====== READING PASSAGE ======

Reports reached the newspapers that the Jews of Kurland were being expelled.
The anti-Semitic papers at once argued that if the Jews were being expelled they
must have committed some treason, and since the line of the German advance
was known to be in the general direction of Shavli, and since these people
were too lazy to consult the map, they promptly decided that the
expulsion must have been due to the fact that the Jews of Kurland had
guided the Germans to Shavli.”
And so this preposterous story was started on its way.

======

INSTRUCTION 1: Rewrite the entries from their first line through the line containing "- stat-livres-dash: —: [126, 602, 151, 618]", inclusive, replacing "masculinos" with "male" and leaving everything else unchanged.
The entries below are unrelated to the passage above.

====== EXCERPTED DATA ======

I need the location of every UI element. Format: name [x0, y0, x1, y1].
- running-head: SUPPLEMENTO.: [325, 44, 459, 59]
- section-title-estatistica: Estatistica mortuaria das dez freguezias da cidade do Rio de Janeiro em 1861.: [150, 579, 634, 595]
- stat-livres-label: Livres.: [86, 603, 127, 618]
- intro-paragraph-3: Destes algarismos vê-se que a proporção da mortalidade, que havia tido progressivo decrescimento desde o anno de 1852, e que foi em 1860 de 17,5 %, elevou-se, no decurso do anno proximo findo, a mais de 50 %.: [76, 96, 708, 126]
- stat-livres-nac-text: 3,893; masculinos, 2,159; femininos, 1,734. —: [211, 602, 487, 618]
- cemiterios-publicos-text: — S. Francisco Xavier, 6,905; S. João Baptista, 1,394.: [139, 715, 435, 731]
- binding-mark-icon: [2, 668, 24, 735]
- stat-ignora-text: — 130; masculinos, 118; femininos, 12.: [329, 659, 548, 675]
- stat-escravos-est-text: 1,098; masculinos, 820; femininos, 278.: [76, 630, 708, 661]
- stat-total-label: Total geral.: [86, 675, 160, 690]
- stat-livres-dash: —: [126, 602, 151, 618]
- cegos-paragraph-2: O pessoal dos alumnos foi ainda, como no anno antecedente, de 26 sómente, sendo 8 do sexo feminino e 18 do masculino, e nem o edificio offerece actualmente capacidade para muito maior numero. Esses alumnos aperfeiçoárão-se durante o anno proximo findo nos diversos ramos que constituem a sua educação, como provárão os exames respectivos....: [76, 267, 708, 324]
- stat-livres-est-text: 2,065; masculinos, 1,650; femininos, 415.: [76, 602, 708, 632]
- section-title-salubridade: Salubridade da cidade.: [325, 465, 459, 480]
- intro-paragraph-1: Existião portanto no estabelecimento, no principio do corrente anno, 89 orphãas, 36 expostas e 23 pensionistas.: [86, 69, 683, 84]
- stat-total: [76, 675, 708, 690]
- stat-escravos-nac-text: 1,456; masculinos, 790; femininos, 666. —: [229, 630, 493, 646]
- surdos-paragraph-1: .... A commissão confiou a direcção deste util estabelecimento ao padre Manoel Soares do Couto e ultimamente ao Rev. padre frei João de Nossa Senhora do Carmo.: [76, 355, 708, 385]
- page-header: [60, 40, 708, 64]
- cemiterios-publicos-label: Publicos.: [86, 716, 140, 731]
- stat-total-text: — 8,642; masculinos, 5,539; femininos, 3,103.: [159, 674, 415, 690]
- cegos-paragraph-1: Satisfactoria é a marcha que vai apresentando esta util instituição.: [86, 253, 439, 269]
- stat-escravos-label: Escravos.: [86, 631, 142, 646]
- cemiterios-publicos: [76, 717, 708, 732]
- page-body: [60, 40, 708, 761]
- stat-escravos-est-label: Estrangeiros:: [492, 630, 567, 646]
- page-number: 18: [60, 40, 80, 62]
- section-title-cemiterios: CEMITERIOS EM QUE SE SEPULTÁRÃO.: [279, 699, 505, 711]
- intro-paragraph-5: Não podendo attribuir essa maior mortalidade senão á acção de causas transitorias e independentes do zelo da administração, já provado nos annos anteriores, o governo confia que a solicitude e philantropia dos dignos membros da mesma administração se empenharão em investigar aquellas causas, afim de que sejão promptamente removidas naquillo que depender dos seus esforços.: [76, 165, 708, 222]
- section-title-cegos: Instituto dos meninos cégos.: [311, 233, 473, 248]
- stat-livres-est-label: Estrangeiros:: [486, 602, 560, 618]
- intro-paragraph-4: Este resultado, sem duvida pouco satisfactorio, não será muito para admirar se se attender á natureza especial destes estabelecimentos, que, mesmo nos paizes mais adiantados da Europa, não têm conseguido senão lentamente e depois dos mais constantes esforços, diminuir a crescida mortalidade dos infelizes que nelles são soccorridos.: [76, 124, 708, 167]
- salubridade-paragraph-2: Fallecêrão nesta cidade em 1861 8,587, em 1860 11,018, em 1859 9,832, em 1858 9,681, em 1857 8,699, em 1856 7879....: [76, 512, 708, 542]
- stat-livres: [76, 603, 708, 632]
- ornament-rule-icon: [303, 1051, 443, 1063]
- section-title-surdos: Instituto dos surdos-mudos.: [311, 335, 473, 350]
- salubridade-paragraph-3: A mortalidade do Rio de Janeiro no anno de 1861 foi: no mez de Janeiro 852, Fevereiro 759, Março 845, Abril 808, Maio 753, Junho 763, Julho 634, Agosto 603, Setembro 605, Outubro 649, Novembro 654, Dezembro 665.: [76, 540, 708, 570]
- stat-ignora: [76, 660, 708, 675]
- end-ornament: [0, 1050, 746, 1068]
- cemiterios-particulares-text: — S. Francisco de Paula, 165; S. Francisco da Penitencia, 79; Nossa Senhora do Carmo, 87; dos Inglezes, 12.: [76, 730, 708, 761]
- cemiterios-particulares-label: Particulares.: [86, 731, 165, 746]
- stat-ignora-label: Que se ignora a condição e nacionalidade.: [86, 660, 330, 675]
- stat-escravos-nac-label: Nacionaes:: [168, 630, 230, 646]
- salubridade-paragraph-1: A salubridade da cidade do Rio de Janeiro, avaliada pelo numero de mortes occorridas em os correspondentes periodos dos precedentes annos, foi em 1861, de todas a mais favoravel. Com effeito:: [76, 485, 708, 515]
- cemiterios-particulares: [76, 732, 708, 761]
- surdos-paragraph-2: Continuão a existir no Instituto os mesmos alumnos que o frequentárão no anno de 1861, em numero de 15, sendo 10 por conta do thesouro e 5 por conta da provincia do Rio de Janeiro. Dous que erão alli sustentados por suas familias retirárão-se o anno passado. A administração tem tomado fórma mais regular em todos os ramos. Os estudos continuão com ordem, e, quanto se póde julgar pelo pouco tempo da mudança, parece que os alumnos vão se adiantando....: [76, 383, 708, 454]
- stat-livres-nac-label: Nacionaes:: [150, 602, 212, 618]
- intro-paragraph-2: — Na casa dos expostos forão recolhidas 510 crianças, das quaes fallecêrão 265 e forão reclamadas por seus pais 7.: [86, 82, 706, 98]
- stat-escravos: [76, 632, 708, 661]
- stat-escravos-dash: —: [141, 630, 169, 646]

======

INSTRUCTION 2: Copy the passage on the Kurland expulsion reports word for word, between "The anti-Semitic papers" and "on its way.", inclusive.

COMPLETE RESPONSE 1:
I need the location of every UI element. Format: name [x0, y0, x1, y1].
- running-head: SUPPLEMENTO.: [325, 44, 459, 59]
- section-title-estatistica: Estatistica mortuaria das dez freguezias da cidade do Rio de Janeiro em 1861.: [150, 579, 634, 595]
- stat-livres-label: Livres.: [86, 603, 127, 618]
- intro-paragraph-3: Destes algarismos vê-se que a proporção da mortalidade, que havia tido progressivo decrescimento desde o anno de 1852, e que foi em 1860 de 17,5 %, elevou-se, no decurso do anno proximo findo, a mais de 50 %.: [76, 96, 708, 126]
- stat-livres-nac-text: 3,893; male, 2,159; femininos, 1,734. —: [211, 602, 487, 618]
- cemiterios-publicos-text: — S. Francisco Xavier, 6,905; S. João Baptista, 1,394.: [139, 715, 435, 731]
- binding-mark-icon: [2, 668, 24, 735]
- stat-ignora-text: — 130; male, 118; femininos, 12.: [329, 659, 548, 675]
- stat-escravos-est-text: 1,098; male, 820; femininos, 278.: [76, 630, 708, 661]
- stat-total-label: Total geral.: [86, 675, 160, 690]
- stat-livres-dash: —: [126, 602, 151, 618]

COMPLETE RESPONSE 2:
The anti-Semitic papers at once argued that if the Jews were being expelled they
must have committed some treason, and since the line of the German advance
was known to be in the general direction of Shavli, and since these people
were too lazy to consult the map, they promptly decided that the
expulsion must have been due to the fact that the Jews of Kurland had
guided the Germans to Shavli.”
And so this preposterous story was started on its way.